- [RECORD EXCERPTS]
+++

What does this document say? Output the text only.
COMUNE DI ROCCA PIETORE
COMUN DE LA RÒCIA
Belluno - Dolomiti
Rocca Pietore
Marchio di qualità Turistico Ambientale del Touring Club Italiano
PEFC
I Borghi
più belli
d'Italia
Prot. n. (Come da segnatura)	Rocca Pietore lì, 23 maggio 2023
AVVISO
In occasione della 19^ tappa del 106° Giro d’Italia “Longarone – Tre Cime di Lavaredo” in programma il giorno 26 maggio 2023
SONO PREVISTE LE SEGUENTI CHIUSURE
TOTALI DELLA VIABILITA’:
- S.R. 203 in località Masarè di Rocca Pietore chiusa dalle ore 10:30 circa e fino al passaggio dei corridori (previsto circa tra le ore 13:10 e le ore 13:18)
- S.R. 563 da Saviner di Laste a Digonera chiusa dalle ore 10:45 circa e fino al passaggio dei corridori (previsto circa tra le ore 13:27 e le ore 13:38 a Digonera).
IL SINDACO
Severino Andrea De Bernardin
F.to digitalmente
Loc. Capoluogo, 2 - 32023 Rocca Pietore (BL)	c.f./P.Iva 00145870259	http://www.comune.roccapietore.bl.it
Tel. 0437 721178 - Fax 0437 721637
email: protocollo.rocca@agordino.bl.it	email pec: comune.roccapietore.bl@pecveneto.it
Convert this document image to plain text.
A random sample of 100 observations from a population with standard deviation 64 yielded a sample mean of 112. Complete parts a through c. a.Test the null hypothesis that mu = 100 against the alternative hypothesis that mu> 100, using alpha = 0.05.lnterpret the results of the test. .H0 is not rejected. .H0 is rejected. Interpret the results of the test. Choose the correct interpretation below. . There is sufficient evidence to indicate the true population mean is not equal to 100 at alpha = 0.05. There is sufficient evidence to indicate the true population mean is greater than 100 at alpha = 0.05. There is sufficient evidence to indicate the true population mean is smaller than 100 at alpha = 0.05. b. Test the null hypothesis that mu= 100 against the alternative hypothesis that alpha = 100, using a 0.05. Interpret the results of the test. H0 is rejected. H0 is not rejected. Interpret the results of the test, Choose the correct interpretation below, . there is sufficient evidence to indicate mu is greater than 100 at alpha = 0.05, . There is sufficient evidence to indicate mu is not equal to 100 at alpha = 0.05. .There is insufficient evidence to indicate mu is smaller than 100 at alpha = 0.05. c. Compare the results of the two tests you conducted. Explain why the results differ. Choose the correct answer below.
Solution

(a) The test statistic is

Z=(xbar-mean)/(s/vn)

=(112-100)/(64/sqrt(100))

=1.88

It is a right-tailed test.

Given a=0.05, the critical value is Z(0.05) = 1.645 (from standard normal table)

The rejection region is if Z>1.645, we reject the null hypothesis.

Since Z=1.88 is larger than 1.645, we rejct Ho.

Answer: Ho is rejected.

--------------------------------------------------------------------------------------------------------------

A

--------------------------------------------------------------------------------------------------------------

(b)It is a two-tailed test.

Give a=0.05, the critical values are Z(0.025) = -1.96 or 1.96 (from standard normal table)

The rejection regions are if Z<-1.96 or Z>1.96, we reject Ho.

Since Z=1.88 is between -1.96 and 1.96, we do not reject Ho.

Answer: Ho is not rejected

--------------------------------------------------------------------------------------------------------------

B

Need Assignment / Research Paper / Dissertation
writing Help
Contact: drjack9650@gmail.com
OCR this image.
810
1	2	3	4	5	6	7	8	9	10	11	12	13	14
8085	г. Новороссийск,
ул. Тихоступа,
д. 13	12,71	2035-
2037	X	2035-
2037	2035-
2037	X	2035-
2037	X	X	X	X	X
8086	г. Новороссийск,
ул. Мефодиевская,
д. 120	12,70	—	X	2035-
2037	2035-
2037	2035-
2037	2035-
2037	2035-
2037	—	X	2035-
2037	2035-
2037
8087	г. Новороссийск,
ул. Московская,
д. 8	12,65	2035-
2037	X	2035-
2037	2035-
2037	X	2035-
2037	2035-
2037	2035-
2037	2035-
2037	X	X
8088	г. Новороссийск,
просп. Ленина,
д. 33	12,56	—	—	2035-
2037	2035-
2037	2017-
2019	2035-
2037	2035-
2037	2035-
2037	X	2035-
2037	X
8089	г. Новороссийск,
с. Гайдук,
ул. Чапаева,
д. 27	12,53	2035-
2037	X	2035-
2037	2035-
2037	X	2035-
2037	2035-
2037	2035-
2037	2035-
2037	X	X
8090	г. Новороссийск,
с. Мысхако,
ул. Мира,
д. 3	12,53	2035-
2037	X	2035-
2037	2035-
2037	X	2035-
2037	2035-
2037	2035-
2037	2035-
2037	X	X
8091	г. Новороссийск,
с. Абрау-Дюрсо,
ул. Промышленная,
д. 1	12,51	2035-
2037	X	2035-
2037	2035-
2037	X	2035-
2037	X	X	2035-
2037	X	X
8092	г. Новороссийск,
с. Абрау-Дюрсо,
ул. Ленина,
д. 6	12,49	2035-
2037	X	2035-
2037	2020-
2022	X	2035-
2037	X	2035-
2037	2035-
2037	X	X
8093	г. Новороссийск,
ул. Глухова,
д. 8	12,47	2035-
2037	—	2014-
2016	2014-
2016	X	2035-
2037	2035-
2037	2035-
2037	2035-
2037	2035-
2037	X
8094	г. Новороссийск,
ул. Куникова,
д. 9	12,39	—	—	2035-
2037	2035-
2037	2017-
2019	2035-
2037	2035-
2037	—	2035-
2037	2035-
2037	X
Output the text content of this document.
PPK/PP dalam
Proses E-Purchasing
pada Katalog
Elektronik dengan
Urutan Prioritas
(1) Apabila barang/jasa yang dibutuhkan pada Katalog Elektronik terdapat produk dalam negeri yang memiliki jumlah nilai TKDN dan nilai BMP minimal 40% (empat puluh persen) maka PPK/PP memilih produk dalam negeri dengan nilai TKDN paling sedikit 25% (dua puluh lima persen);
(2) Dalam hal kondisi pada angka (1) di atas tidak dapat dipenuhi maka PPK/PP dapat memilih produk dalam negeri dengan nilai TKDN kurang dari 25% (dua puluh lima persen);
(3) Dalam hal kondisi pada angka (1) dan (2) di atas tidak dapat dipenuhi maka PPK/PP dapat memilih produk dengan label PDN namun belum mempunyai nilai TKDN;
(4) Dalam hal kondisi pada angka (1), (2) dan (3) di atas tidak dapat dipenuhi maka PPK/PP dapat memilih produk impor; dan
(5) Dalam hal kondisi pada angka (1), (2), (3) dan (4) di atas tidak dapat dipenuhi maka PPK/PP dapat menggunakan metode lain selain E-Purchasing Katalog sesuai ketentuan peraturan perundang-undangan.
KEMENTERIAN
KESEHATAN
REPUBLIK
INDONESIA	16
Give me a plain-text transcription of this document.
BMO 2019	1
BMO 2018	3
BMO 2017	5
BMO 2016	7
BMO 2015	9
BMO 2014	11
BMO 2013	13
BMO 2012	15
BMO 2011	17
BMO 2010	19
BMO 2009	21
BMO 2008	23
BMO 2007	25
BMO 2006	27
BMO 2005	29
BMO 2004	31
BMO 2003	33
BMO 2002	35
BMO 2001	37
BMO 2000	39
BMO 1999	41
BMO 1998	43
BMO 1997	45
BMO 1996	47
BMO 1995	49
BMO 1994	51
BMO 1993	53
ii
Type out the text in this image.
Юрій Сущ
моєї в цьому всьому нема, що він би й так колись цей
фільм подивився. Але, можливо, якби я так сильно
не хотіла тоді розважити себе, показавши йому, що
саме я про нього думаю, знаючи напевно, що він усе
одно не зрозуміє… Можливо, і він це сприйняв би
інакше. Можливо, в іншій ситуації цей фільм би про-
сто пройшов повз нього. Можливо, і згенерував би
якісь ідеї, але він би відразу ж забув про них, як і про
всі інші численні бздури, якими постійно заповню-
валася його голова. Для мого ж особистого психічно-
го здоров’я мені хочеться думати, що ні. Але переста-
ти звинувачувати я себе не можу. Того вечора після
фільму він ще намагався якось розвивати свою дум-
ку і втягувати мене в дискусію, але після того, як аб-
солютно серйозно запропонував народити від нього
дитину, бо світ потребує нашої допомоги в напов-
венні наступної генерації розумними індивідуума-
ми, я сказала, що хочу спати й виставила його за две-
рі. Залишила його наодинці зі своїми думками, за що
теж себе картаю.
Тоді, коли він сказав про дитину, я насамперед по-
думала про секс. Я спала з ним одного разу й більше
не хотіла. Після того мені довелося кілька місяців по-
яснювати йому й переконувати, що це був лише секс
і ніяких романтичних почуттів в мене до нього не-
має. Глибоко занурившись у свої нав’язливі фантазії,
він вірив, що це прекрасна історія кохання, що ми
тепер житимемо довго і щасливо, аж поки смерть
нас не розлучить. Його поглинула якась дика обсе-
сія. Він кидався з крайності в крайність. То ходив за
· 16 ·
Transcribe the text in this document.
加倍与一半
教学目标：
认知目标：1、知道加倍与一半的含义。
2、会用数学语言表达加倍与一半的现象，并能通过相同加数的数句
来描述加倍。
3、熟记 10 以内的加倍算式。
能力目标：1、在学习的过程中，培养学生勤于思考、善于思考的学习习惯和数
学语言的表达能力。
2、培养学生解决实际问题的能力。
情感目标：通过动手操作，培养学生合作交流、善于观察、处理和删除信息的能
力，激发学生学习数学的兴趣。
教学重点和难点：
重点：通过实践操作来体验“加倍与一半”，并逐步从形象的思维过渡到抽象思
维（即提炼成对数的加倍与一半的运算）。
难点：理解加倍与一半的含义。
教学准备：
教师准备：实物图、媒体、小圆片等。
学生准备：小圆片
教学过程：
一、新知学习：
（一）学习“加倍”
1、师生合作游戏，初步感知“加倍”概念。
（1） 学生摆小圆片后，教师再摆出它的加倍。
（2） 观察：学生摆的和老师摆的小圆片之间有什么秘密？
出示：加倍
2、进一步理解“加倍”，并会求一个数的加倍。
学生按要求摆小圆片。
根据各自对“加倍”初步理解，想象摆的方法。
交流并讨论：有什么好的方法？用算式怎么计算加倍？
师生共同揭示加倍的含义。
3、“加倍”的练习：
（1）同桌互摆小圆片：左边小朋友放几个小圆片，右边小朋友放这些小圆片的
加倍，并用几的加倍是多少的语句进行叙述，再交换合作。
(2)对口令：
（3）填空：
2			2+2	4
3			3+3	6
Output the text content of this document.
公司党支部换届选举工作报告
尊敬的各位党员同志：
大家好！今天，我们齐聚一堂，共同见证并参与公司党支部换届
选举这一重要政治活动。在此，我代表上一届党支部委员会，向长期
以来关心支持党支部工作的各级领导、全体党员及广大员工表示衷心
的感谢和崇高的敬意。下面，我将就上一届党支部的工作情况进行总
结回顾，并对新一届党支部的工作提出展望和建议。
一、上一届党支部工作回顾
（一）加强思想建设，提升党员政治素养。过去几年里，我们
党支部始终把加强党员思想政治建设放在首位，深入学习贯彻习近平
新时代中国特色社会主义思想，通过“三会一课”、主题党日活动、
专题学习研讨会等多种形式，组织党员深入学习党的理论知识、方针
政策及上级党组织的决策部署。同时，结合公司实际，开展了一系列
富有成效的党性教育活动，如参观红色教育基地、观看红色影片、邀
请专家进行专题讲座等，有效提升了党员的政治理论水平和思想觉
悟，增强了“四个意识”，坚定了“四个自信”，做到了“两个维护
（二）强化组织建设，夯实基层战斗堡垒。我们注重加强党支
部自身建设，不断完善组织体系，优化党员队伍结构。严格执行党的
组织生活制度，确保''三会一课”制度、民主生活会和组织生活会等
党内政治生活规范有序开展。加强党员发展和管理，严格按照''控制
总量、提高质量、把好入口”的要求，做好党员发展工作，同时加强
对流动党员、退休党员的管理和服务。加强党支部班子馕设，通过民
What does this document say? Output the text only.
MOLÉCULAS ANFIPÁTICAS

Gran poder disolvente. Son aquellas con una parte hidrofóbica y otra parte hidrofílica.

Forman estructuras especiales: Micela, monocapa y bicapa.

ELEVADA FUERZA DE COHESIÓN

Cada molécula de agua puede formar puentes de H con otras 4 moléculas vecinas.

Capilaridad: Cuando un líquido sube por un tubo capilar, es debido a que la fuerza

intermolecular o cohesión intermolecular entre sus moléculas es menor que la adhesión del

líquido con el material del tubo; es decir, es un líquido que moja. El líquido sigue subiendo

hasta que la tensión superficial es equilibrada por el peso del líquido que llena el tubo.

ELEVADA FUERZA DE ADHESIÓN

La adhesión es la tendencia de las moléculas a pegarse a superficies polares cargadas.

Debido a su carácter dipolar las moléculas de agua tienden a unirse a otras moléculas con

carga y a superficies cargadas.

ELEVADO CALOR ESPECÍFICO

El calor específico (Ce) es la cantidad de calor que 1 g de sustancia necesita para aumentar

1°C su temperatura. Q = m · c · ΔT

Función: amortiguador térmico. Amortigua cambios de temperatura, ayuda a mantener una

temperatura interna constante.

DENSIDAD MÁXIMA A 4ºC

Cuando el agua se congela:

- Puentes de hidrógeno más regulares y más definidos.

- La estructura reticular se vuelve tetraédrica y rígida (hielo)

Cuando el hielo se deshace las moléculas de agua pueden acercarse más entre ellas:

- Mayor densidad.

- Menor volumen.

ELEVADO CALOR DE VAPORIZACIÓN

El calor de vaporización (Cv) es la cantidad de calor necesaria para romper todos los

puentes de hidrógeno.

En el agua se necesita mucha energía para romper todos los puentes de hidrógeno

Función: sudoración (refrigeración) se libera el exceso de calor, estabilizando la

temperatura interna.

+++

- [EXERCISE PROMPT] Gather up the lines containing the word "tailed" from these records and copy them.

- [FINISHED TASK]
It is a right-tailed test.
(b)It is a two-tailed test.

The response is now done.